Exercise: Copy everything in the data below exactly except the pictures.

***** Given data *****

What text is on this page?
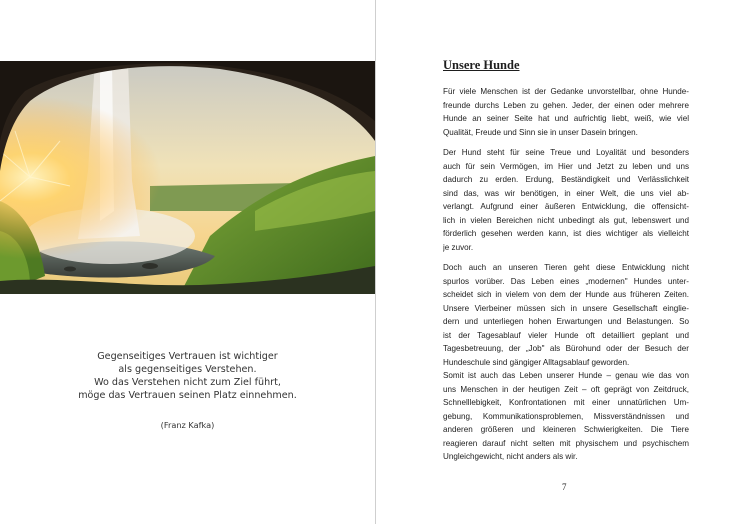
Gegenseitiges Vertrauen ist wichtiger
als gegenseitiges Verstehen.
Wo das Verstehen nicht zum Ziel führt,
möge das Vertrauen seinen Platz einnehmen.
(Franz Kafka)
Unsere Hunde
Für viele Menschen ist der Gedanke unvorstellbar, ohne Hunde-
freunde durchs Leben zu gehen. Jeder, der einen oder mehrere
Hunde an seiner Seite hat und aufrichtig liebt, weiß, wie viel
Qualität, Freude und Sinn sie in unser Dasein bringen.
Der Hund steht für seine Treue und Loyalität und besonders
auch für sein Vermögen, im Hier und Jetzt zu leben und uns
dadurch zu erden. Erdung, Beständigkeit und Verlässlichkeit
sind das, was wir benötigen, in einer Welt, die uns viel ab-
verlangt. Aufgrund einer äußeren Entwicklung, die offensicht-
lich in vielen Bereichen nicht unbedingt als gut, lebenswert und
förderlich gesehen werden kann, ist dies wichtiger als vielleicht
je zuvor.
Doch auch an unseren Tieren geht diese Entwicklung nicht
spurlos vorüber. Das Leben eines „modernen" Hundes unter-
scheidet sich in vielem von dem der Hunde aus früheren Zeiten.
Unsere Vierbeiner müssen sich in unsere Gesellschaft einglie-
dern und unterliegen hohen Erwartungen und Belastungen. So
ist der Tagesablauf vieler Hunde oft detailliert geplant und
Tagesbetreuung, der „Job" als Bürohund oder der Besuch der
Hundeschule sind gängiger Alltagsablauf geworden.
Somit ist auch das Leben unserer Hunde – genau wie das von
uns Menschen in der heutigen Zeit – oft geprägt von Zeitdruck,
Schnelllebigkeit, Konfrontationen mit einer unnatürlichen Um-
gebung, Kommunikationsproblemen, Missverständnissen und
anderen größeren und kleineren Schwierigkeiten. Die Tiere
reagieren darauf nicht selten mit physischem und psychischem
Ungleichgewicht, nicht anders als wir.
7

*****

Problem solution:
What text is on this page?
Gegenseitiges Vertrauen ist wichtiger
als gegenseitiges Verstehen.
Wo das Verstehen nicht zum Ziel führt,
möge das Vertrauen seinen Platz einnehmen.
(Franz Kafka)
Unsere Hunde
Für viele Menschen ist der Gedanke unvorstellbar, ohne Hunde-
freunde durchs Leben zu gehen. Jeder, der einen oder mehrere
Hunde an seiner Seite hat und aufrichtig liebt, weiß, wie viel
Qualität, Freude und Sinn sie in unser Dasein bringen.
Der Hund steht für seine Treue und Loyalität und besonders
auch für sein Vermögen, im Hier und Jetzt zu leben und uns
dadurch zu erden. Erdung, Beständigkeit und Verlässlichkeit
sind das, was wir benötigen, in einer Welt, die uns viel ab-
verlangt. Aufgrund einer äußeren Entwicklung, die offensicht-
lich in vielen Bereichen nicht unbedingt als gut, lebenswert und
förderlich gesehen werden kann, ist dies wichtiger als vielleicht
je zuvor.
Doch auch an unseren Tieren geht diese Entwicklung nicht
spurlos vorüber. Das Leben eines „modernen" Hundes unter-
scheidet sich in vielem von dem der Hunde aus früheren Zeiten.
Unsere Vierbeiner müssen sich in unsere Gesellschaft einglie-
dern und unterliegen hohen Erwartungen und Belastungen. So
ist der Tagesablauf vieler Hunde oft detailliert geplant und
Tagesbetreuung, der „Job" als Bürohund oder der Besuch der
Hundeschule sind gängiger Alltagsablauf geworden.
Somit ist auch das Leben unserer Hunde – genau wie das von
uns Menschen in der heutigen Zeit – oft geprägt von Zeitdruck,
Schnelllebigkeit, Konfrontationen mit einer unnatürlichen Um-
gebung, Kommunikationsproblemen, Missverständnissen und
anderen größeren und kleineren Schwierigkeiten. Die Tiere
reagieren darauf nicht selten mit physischem und psychischem
Ungleichgewicht, nicht anders als wir.
7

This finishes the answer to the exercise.